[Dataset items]

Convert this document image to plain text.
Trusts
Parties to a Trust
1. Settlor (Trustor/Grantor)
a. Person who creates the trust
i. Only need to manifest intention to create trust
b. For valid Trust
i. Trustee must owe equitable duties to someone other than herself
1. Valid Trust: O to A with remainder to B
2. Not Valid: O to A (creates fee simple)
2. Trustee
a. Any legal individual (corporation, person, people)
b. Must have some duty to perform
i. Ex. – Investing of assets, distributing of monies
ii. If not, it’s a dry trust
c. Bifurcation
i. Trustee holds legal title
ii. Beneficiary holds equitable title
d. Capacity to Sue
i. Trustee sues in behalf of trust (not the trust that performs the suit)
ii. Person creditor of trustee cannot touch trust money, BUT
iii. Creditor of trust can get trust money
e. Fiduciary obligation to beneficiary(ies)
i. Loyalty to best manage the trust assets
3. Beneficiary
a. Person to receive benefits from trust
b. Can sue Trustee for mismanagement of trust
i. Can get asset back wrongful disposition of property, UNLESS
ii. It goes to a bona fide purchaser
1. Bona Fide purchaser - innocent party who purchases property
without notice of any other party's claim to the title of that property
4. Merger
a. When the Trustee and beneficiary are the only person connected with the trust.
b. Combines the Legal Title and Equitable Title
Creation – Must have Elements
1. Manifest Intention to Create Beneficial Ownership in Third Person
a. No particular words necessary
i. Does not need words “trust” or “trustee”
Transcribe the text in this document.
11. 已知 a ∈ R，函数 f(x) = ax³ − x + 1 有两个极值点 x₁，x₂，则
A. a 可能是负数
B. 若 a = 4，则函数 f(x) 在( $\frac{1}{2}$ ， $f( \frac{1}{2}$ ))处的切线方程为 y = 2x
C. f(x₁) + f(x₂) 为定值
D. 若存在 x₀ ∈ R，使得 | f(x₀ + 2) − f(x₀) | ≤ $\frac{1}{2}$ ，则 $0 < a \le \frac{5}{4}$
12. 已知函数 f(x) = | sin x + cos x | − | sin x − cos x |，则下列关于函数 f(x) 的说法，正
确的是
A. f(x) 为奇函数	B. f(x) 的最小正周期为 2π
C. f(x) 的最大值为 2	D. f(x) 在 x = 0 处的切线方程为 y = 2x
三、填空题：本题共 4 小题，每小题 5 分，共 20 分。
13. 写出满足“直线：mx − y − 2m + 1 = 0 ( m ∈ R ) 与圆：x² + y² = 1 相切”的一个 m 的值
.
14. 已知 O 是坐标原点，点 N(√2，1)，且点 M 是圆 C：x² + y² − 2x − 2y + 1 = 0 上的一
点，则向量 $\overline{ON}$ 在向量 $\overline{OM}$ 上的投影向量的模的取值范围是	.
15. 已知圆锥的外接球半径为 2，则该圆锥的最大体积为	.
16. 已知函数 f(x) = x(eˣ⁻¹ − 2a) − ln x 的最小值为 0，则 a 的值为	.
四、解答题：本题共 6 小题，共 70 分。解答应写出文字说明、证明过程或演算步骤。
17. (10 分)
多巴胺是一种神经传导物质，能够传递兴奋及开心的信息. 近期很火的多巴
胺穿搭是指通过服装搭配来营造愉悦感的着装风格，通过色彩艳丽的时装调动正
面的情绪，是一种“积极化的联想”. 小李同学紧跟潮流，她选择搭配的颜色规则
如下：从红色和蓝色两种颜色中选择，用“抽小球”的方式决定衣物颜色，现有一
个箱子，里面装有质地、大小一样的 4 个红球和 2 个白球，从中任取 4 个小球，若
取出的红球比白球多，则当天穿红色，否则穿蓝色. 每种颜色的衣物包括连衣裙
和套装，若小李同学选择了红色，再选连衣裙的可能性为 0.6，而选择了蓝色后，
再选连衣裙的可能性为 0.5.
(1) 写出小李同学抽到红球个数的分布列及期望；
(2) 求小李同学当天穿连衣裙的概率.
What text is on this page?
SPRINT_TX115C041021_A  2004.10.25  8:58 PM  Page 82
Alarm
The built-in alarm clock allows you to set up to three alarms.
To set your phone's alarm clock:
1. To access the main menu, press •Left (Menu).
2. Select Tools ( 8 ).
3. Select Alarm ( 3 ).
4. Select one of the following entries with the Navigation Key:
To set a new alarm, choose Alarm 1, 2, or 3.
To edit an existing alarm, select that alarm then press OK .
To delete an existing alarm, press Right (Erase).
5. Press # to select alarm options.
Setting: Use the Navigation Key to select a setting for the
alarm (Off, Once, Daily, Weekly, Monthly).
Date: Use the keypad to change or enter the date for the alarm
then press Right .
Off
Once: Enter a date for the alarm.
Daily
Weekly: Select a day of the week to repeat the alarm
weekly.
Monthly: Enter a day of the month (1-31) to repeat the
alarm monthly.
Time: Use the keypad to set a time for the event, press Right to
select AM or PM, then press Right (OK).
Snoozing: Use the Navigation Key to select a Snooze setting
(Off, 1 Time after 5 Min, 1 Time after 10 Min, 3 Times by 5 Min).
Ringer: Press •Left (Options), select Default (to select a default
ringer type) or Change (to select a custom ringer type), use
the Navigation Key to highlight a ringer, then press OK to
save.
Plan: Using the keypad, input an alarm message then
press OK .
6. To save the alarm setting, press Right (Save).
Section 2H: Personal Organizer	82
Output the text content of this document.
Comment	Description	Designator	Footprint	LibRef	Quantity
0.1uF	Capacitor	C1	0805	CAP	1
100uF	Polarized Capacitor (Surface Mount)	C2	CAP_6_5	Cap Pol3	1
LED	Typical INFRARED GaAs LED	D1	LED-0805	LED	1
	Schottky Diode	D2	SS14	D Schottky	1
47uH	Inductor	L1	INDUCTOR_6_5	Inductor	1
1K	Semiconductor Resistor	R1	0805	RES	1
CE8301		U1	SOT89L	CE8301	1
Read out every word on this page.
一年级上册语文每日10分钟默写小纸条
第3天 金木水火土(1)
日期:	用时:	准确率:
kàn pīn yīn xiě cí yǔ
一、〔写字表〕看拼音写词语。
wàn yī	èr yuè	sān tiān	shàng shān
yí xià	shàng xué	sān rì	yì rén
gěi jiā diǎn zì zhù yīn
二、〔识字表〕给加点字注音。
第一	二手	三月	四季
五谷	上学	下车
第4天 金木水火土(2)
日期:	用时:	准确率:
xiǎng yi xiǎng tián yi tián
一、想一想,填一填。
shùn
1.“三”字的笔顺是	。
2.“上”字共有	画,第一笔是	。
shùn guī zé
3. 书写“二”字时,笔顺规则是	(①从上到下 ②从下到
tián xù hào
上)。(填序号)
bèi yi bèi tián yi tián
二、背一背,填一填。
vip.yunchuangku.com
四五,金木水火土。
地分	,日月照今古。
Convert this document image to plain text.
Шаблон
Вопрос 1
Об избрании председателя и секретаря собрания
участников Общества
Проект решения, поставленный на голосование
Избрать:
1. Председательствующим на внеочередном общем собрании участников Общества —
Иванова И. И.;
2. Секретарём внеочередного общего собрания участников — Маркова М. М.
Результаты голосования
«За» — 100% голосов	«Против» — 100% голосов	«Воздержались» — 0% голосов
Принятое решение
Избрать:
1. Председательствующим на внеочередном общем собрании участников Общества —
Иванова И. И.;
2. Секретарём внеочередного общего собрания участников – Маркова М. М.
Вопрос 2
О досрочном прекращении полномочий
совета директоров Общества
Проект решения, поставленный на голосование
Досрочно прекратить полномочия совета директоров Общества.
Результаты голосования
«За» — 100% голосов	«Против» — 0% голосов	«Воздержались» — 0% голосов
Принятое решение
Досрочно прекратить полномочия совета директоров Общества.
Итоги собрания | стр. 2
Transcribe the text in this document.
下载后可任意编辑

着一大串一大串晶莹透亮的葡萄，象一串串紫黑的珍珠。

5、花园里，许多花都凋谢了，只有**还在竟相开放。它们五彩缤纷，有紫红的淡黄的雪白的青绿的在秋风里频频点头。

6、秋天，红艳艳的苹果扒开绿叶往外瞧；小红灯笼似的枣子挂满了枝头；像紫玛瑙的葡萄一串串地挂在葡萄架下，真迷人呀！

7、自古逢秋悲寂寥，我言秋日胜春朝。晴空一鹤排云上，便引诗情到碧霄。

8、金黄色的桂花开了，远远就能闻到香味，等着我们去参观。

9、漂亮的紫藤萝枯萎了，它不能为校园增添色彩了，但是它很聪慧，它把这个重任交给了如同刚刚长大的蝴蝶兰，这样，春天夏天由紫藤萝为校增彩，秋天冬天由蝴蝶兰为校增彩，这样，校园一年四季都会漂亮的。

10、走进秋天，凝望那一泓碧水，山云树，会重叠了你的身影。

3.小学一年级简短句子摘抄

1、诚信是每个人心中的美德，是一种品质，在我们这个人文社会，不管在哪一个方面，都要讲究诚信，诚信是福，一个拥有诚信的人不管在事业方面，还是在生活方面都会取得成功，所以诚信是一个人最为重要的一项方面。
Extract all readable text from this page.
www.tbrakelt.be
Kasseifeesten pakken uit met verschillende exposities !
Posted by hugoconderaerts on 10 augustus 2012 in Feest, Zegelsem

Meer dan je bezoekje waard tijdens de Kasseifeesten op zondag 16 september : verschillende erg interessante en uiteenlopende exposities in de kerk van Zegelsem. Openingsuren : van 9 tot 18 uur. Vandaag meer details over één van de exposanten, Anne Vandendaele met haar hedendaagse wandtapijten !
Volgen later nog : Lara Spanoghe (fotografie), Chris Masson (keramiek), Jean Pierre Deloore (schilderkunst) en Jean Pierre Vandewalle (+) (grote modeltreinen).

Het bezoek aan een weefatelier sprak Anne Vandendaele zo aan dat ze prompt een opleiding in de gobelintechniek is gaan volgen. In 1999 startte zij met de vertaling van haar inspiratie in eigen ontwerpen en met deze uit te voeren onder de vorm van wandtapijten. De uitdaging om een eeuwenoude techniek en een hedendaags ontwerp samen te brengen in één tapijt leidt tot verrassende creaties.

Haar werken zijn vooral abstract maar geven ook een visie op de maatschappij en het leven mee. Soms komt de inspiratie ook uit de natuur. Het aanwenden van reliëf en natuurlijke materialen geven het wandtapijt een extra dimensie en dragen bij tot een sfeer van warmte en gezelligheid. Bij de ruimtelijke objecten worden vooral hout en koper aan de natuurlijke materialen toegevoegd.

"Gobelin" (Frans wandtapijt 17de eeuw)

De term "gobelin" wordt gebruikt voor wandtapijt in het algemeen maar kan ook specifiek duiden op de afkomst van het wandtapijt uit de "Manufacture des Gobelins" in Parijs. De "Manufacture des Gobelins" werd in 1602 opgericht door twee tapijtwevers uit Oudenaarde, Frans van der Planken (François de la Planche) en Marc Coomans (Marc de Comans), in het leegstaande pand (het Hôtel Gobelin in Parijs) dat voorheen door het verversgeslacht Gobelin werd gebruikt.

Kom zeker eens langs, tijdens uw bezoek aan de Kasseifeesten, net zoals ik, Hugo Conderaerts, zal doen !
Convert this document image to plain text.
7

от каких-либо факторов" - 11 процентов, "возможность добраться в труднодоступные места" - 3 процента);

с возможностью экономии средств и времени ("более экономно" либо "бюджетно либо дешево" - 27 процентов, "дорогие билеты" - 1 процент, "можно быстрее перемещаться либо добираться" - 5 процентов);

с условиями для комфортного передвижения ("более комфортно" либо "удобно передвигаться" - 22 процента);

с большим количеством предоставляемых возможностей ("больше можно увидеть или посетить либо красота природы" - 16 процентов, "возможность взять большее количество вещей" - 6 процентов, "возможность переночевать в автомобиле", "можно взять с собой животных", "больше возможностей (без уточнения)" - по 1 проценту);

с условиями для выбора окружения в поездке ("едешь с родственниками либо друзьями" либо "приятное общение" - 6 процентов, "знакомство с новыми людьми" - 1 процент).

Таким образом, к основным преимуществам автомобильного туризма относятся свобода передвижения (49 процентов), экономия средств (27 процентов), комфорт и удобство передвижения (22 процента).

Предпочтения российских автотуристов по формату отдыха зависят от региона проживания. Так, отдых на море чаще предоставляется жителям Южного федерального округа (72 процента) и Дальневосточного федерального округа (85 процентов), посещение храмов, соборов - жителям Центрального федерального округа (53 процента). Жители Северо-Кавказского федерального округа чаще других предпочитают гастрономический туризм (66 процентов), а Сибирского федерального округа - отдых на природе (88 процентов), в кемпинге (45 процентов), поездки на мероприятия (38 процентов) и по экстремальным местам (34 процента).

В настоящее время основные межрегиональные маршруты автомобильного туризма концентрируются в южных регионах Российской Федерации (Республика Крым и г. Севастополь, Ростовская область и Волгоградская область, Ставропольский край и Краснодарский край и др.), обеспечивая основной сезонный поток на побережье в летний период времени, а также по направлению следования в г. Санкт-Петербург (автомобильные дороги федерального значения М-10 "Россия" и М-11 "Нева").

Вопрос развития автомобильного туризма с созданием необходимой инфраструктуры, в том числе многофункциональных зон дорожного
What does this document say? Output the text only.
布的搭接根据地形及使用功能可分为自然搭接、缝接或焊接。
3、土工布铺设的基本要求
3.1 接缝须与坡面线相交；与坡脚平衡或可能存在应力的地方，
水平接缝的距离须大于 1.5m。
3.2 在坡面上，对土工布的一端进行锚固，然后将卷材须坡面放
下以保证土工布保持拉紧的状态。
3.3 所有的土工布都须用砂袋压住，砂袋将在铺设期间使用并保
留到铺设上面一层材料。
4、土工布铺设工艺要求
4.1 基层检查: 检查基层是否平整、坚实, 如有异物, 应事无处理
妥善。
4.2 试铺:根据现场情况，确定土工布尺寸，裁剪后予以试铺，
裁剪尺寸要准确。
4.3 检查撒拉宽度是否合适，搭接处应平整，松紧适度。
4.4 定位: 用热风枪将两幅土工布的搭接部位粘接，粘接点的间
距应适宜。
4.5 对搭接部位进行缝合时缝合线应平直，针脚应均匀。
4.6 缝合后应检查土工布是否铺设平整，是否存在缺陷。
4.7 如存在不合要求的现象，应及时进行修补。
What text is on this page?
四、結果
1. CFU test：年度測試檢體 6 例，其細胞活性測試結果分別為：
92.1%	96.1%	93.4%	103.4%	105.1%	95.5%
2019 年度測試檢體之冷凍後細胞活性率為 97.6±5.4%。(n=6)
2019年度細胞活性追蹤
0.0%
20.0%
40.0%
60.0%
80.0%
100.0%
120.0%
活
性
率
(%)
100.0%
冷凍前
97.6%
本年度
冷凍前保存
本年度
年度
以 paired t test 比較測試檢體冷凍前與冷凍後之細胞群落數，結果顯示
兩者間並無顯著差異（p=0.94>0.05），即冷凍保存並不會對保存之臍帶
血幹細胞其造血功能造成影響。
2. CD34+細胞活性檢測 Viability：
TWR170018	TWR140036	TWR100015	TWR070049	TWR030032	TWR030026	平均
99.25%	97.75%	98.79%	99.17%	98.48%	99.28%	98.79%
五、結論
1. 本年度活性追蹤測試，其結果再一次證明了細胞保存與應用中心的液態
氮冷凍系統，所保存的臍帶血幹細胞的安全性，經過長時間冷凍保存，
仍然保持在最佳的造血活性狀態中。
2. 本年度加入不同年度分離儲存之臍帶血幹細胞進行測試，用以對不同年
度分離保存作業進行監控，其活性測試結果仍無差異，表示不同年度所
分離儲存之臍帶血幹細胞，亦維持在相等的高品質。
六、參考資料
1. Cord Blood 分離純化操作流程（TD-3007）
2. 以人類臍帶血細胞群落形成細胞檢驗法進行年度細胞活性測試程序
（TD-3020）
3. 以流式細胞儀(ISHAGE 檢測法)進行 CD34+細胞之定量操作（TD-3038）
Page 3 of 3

Task objective: Write the lines out exactly, from the one with "What does this" down to the last line of the listing, and leave out all others.

Written solution:
What does this document say? Output the text only.
布的搭接根据地形及使用功能可分为自然搭接、缝接或焊接。
3、土工布铺设的基本要求
3.1 接缝须与坡面线相交；与坡脚平衡或可能存在应力的地方，
水平接缝的距离须大于 1.5m。
3.2 在坡面上，对土工布的一端进行锚固，然后将卷材须坡面放
下以保证土工布保持拉紧的状态。
3.3 所有的土工布都须用砂袋压住，砂袋将在铺设期间使用并保
留到铺设上面一层材料。
4、土工布铺设工艺要求
4.1 基层检查: 检查基层是否平整、坚实, 如有异物, 应事无处理
妥善。
4.2 试铺:根据现场情况，确定土工布尺寸，裁剪后予以试铺，
裁剪尺寸要准确。
4.3 检查撒拉宽度是否合适，搭接处应平整，松紧适度。
4.4 定位: 用热风枪将两幅土工布的搭接部位粘接，粘接点的间
距应适宜。
4.5 对搭接部位进行缝合时缝合线应平直，针脚应均匀。
4.6 缝合后应检查土工布是否铺设平整，是否存在缺陷。
4.7 如存在不合要求的现象，应及时进行修补。
What text is on this page?
四、結果
1. CFU test：年度測試檢體 6 例，其細胞活性測試結果分別為：
92.1%	96.1%	93.4%	103.4%	105.1%	95.5%
2019 年度測試檢體之冷凍後細胞活性率為 97.6±5.4%。(n=6)
2019年度細胞活性追蹤
0.0%
20.0%
40.0%
60.0%
80.0%
100.0%
120.0%
活
性
率
(%)
100.0%
冷凍前
97.6%
本年度
冷凍前保存
本年度
年度
以 paired t test 比較測試檢體冷凍前與冷凍後之細胞群落數，結果顯示
兩者間並無顯著差異（p=0.94>0.05），即冷凍保存並不會對保存之臍帶
血幹細胞其造血功能造成影響。
2. CD34+細胞活性檢測 Viability：
TWR170018	TWR140036	TWR100015	TWR070049	TWR030032	TWR030026	平均
99.25%	97.75%	98.79%	99.17%	98.48%	99.28%	98.79%
五、結論
1. 本年度活性追蹤測試，其結果再一次證明了細胞保存與應用中心的液態
氮冷凍系統，所保存的臍帶血幹細胞的安全性，經過長時間冷凍保存，
仍然保持在最佳的造血活性狀態中。
2. 本年度加入不同年度分離儲存之臍帶血幹細胞進行測試，用以對不同年
度分離保存作業進行監控，其活性測試結果仍無差異，表示不同年度所
分離儲存之臍帶血幹細胞，亦維持在相等的高品質。
六、參考資料
1. Cord Blood 分離純化操作流程（TD-3007）
2. 以人類臍帶血細胞群落形成細胞檢驗法進行年度細胞活性測試程序
（TD-3020）
3. 以流式細胞儀(ISHAGE 檢測法)進行 CD34+細胞之定量操作（TD-3038）
Page 3 of 3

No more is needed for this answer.